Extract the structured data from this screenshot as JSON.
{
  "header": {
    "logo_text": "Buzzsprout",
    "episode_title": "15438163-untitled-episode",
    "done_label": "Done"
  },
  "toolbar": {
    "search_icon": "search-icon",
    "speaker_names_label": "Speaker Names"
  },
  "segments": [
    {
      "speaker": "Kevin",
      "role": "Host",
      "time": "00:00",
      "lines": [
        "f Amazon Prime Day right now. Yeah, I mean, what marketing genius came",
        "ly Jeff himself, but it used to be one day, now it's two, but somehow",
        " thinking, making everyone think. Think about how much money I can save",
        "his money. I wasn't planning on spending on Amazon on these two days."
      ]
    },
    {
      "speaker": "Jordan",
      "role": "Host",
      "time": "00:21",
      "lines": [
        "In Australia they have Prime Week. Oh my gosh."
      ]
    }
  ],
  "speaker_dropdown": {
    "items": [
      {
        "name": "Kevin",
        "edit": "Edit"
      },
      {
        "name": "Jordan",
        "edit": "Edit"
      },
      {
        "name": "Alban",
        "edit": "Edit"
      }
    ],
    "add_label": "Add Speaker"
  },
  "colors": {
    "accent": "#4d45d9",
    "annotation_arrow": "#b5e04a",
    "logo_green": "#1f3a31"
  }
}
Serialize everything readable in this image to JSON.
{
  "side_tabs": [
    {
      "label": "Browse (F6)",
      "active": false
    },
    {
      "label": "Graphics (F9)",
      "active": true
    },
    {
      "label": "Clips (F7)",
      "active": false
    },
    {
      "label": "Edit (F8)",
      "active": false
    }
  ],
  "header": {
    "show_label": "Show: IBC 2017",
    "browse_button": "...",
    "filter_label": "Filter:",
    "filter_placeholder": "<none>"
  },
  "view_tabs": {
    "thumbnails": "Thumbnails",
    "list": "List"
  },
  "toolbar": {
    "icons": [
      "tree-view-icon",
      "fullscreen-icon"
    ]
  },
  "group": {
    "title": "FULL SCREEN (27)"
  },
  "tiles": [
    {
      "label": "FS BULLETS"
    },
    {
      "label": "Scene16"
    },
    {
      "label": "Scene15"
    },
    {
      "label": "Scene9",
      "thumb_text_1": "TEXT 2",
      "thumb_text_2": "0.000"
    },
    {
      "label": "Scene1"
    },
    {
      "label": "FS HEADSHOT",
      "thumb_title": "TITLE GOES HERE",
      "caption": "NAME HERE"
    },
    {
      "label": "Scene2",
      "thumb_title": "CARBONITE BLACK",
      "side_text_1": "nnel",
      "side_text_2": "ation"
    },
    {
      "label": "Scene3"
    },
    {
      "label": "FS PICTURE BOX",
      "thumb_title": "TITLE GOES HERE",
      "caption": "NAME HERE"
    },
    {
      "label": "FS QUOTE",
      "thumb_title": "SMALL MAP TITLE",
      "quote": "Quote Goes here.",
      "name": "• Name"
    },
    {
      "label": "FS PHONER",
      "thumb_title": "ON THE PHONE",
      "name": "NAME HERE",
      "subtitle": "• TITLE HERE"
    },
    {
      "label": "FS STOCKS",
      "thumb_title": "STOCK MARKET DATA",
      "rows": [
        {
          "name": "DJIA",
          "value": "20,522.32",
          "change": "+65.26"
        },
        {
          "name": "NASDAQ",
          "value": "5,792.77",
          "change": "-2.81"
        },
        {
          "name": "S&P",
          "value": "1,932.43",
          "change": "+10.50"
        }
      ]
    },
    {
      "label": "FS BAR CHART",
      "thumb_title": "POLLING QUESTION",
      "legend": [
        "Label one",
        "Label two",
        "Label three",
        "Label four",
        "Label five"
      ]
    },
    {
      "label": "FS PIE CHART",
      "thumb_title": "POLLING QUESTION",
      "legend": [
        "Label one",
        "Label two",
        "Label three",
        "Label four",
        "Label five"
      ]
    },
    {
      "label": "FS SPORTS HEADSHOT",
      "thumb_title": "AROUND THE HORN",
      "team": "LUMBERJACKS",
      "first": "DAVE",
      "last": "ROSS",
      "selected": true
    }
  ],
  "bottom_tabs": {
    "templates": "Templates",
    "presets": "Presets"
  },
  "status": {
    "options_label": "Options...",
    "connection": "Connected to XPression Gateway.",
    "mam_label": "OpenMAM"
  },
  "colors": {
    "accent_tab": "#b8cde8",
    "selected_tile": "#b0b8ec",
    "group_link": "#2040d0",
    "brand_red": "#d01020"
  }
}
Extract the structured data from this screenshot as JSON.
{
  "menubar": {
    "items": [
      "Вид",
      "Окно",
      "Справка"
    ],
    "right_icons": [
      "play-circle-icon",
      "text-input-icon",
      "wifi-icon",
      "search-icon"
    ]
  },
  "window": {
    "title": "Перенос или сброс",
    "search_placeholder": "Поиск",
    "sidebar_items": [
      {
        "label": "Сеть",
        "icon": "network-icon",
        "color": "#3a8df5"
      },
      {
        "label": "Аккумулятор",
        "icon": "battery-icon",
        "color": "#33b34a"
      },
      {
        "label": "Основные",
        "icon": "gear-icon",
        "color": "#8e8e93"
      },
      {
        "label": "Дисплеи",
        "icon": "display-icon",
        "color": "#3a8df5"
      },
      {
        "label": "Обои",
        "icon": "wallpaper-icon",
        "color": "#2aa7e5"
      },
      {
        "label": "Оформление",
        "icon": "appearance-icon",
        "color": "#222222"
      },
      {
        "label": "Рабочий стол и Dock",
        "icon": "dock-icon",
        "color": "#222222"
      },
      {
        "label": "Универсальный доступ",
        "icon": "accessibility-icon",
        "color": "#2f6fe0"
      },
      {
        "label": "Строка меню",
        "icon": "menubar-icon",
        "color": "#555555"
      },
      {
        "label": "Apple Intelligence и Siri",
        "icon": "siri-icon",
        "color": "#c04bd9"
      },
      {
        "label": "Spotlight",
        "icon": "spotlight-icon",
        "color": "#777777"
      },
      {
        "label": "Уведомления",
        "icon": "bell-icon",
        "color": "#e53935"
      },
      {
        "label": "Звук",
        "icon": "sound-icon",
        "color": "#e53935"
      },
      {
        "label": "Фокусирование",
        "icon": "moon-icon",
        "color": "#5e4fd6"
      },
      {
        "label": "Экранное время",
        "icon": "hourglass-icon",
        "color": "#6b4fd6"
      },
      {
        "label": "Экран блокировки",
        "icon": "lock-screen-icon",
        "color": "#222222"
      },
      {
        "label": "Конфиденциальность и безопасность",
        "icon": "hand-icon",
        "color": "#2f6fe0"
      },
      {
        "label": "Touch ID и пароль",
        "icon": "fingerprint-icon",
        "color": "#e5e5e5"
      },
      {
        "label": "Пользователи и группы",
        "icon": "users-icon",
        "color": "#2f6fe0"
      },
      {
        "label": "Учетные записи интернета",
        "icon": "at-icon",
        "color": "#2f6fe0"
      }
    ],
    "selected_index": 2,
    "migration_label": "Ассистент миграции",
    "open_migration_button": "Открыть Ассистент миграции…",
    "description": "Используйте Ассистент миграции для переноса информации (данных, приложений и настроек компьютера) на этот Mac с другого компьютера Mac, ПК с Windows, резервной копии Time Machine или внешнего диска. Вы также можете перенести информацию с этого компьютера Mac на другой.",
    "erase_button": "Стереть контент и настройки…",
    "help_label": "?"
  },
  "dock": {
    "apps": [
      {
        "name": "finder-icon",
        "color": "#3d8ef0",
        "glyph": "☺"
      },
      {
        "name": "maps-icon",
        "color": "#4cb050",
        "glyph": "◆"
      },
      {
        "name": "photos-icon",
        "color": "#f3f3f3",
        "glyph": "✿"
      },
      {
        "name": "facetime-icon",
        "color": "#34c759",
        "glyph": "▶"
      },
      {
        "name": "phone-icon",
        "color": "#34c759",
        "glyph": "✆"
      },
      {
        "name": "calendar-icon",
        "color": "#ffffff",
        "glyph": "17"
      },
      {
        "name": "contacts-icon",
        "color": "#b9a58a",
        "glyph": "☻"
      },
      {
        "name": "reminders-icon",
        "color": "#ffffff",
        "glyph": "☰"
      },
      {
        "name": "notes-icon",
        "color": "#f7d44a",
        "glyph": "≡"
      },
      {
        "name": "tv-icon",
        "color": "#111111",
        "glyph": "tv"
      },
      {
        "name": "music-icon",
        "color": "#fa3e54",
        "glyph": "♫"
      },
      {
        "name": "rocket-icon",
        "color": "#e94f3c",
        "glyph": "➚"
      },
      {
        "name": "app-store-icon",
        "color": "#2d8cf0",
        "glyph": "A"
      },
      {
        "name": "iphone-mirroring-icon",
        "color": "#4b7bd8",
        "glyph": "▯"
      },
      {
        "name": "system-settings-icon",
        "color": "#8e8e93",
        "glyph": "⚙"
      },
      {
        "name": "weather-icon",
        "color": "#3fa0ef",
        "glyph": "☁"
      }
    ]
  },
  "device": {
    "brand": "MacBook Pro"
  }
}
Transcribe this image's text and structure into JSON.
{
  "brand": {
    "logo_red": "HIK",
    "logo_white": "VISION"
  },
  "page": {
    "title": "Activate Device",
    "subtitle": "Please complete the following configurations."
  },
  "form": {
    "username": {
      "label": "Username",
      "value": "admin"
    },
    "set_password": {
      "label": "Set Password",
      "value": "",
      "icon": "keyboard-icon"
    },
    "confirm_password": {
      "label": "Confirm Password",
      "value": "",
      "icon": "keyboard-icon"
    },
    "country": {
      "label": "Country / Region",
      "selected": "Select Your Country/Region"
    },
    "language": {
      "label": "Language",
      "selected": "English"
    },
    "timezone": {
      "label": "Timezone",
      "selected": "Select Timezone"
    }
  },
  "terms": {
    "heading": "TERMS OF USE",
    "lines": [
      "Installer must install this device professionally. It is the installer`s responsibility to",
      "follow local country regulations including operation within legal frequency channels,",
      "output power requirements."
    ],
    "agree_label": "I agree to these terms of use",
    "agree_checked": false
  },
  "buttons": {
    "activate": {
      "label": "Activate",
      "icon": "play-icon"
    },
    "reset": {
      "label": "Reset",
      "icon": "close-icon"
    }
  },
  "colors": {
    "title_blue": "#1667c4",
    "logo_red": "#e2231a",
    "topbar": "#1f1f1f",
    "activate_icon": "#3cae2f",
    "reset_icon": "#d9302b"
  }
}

******

TASK DIRECTIONS
Scan the material above. Extract every line in which the word "JSON" occurs.

CORRECT OUTPUT
Extract the structured data from this screenshot as JSON.
Serialize everything readable in this image to JSON.
Extract the structured data from this screenshot as JSON.
Transcribe this image's text and structure into JSON.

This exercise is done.